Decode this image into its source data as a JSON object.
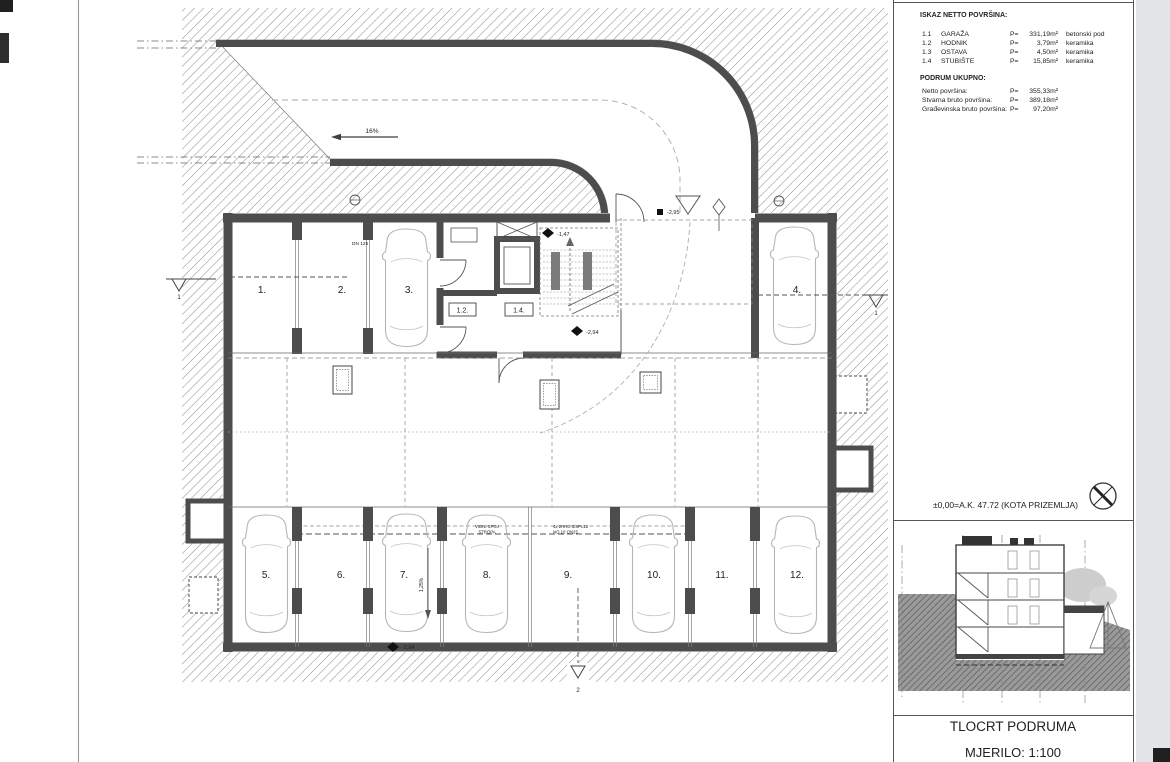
{
  "panel": {
    "header": "ISKAZ NETTO POVRŠINA:",
    "rows": [
      {
        "no": "1.1",
        "name": "GARAŽA",
        "p": "P=",
        "area": "331,19m²",
        "finish": "betonski pod"
      },
      {
        "no": "1.2",
        "name": "HODNIK",
        "p": "P=",
        "area": "3,79m²",
        "finish": "keramika"
      },
      {
        "no": "1.3",
        "name": "OSTAVA",
        "p": "P=",
        "area": "4,50m²",
        "finish": "keramika"
      },
      {
        "no": "1.4",
        "name": "STUBIŠTE",
        "p": "P=",
        "area": "15,85m²",
        "finish": "keramika"
      }
    ],
    "total_header": "PODRUM UKUPNO:",
    "totals": [
      {
        "label": "Netto površina:",
        "p": "P=",
        "value": "355,33m²"
      },
      {
        "label": "Stvarna bruto površina:",
        "p": "P=",
        "value": "389,18m²"
      },
      {
        "label": "Građevinska bruto površina:",
        "p": "P=",
        "value": "97,20m²"
      }
    ],
    "level_note": "±0,00=A.K. 47.72 (KOTA PRIZEMLJA)",
    "title": "TLOCRT PODRUMA",
    "scale": "MJERILO: 1:100"
  },
  "plan": {
    "spots": [
      "1.",
      "2.",
      "3.",
      "4.",
      "5.",
      "6.",
      "7.",
      "8.",
      "9.",
      "10.",
      "11.",
      "12."
    ],
    "room_labels": {
      "hodnik": "1.2.",
      "stubiste": "1.4."
    },
    "levels": {
      "stair_mid": "-1,47",
      "stair_low": "-2,94",
      "entry": "-2,95",
      "floor": "-2,94"
    },
    "ramp_slope": "16%",
    "floor_slope": "1,25%",
    "pipe": "DN 125",
    "ceiling_note_1": [
      "VIDNI SPOJ",
      "STROPA"
    ],
    "ceiling_note_2": [
      "4x 2RHD 3/SPL12",
      "NO 10 ON25"
    ],
    "section_marks": {
      "s1": "1",
      "s2": "2"
    }
  }
}
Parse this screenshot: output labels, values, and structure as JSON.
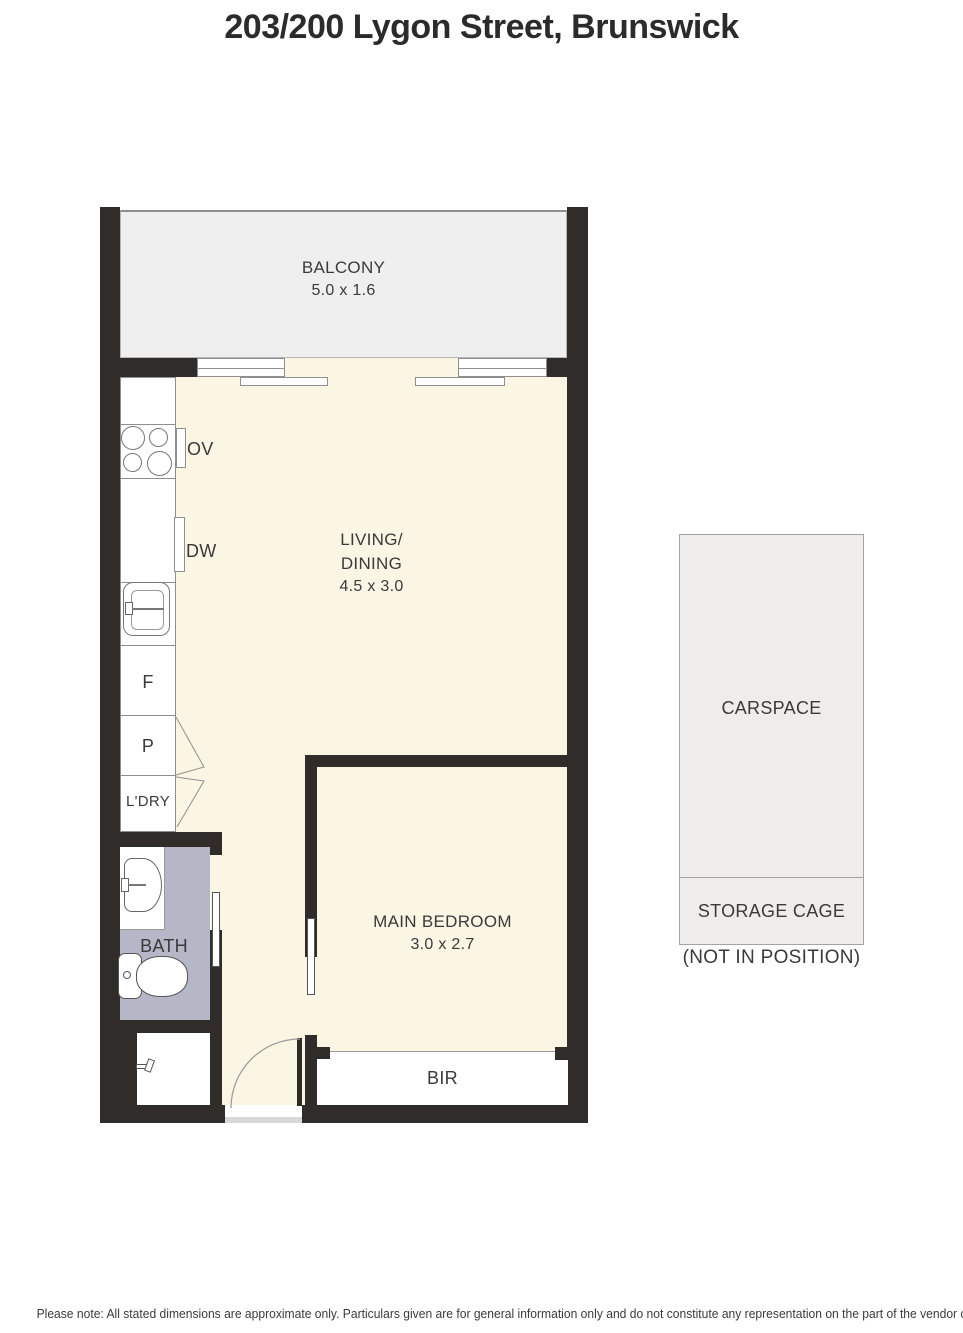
{
  "title": "203/200 Lygon Street, Brunswick",
  "plan": {
    "balcony": {
      "label": "BALCONY",
      "dims": "5.0 x 1.6"
    },
    "living": {
      "line1": "LIVING/",
      "line2": "DINING",
      "dims": "4.5 x 3.0"
    },
    "bedroom": {
      "label": "MAIN BEDROOM",
      "dims": "3.0 x 2.7"
    },
    "bath": {
      "label": "BATH"
    },
    "bir": {
      "label": "BIR"
    },
    "kitchen": {
      "oven": "OV",
      "dishwasher": "DW",
      "fridge": "F",
      "pantry": "P",
      "laundry": "L'DRY"
    }
  },
  "parking": {
    "carspace": {
      "label": "CARSPACE"
    },
    "storage": {
      "label": "STORAGE CAGE"
    },
    "note": "(NOT IN POSITION)"
  },
  "footer": {
    "disclaimer": "Please note: All stated dimensions are approximate only. Particulars given are for general information only and do not constitute any representation on the part of the vendor or agent."
  },
  "colors": {
    "wall": "#302c29",
    "floor": "#fbf5e4",
    "balcony_floor": "#efefef",
    "bath_floor": "#b5b7c6",
    "carspace_fill": "#eeedec"
  }
}
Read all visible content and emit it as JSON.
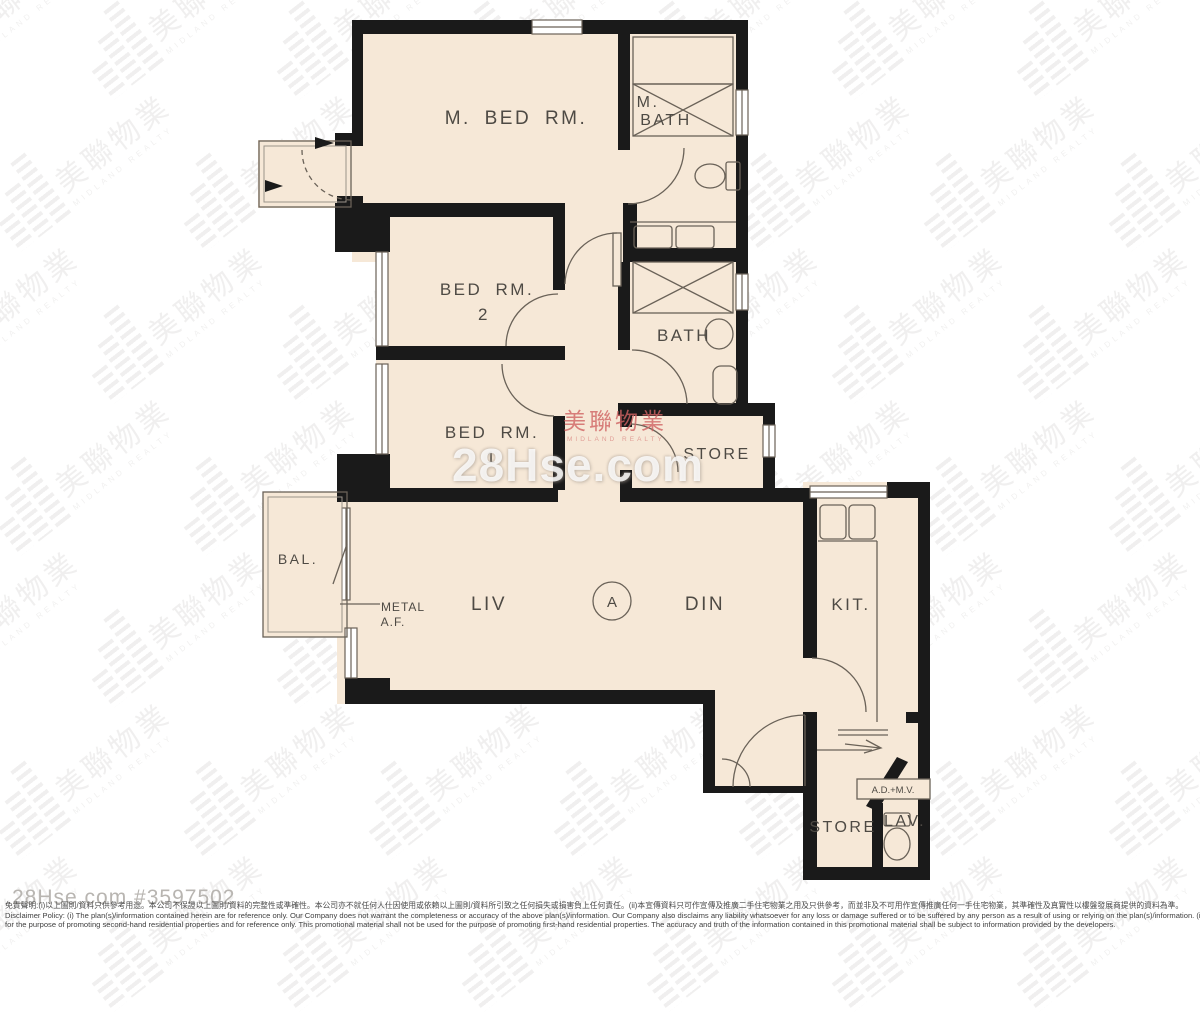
{
  "watermark": {
    "brand_cjk": "美聯物業",
    "brand_latin": "MIDLAND REALTY",
    "site": "28Hse.com",
    "listing_ref": "28Hse.com #3597502"
  },
  "labels": {
    "m_bed": "M. BED RM.",
    "m_bath_l1": "M.",
    "m_bath_l2": "BATH",
    "bed2_l1": "BED RM.",
    "bed2_l2": "2",
    "bed1_l1": "BED RM.",
    "bed1_l2": "1",
    "bath": "BATH",
    "store_mid": "STORE",
    "unit": "A",
    "liv": "LIV",
    "din": "DIN",
    "kit": "KIT.",
    "bal": "BAL.",
    "metal_l1": "METAL",
    "metal_l2": "A.F.",
    "store_btm": "STORE",
    "lav": "LAV.",
    "ad_mv": "A.D.+M.V."
  },
  "footer": {
    "line1_zh": "免責聲明:(i)以上圖則/資料只供參考用途。本公司不保證以上圖則/資料的完整性或準確性。本公司亦不就任何人仕因使用或依賴以上圖則/資料所引致之任何損失或損害負上任何責任。(ii)本宣傳資料只可作宣傳及推廣二手住宅物業之用及只供參考，而並非及不可用作宣傳推廣任何一手住宅物業，其準確性及真實性以樓盤發展商提供的資料為準。",
    "line2_en": "Disclaimer Policy: (i) The plan(s)/information contained herein are for reference only. Our Company does not warrant the completeness or accuracy of the above plan(s)/information. Our Company also disclaims any liability whatsoever for any loss or damage suffered or to be suffered by any person as a result of using or relying on the plan(s)/information. (ii) This promotional material is",
    "line3_en": "for the purpose of promoting second-hand residential properties and for reference only. This promotional material shall not be used for the purpose of promoting first-hand residential properties. The accuracy and truth of the information contained in this promotional material shall be subject to information provided by the developers."
  },
  "colors": {
    "room_fill": "#f6e8d7",
    "wall": "#1a1a1a",
    "fixture_line": "#6a6258",
    "label_text": "#4e4a44",
    "watermark_pink": "#cc7f7f",
    "watermark_gray": "#8a8680"
  }
}
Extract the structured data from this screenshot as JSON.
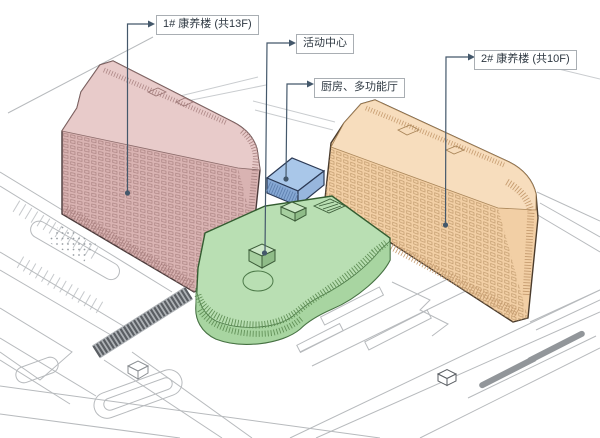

^^^^^^^^

Some lines of the data above may hold the word "title"; report how many do, and nothing else.

2